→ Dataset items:
· · · · ·

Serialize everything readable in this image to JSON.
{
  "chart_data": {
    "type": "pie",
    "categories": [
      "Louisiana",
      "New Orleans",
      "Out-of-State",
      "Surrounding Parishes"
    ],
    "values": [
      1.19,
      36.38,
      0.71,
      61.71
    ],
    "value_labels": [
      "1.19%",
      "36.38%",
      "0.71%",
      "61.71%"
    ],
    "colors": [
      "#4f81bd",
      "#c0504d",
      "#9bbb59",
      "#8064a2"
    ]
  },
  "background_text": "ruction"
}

· · · · ·

→ Directions: Faithfully transcribe the whole of the data.

→ Task response:
Serialize everything readable in this image to JSON.
{
  "chart_data": {
    "type": "pie",
    "categories": [
      "Louisiana",
      "New Orleans",
      "Out-of-State",
      "Surrounding Parishes"
    ],
    "values": [
      1.19,
      36.38,
      0.71,
      61.71
    ],
    "value_labels": [
      "1.19%",
      "36.38%",
      "0.71%",
      "61.71%"
    ],
    "colors": [
      "#4f81bd",
      "#c0504d",
      "#9bbb59",
      "#8064a2"
    ]
  },
  "background_text": "ruction"
}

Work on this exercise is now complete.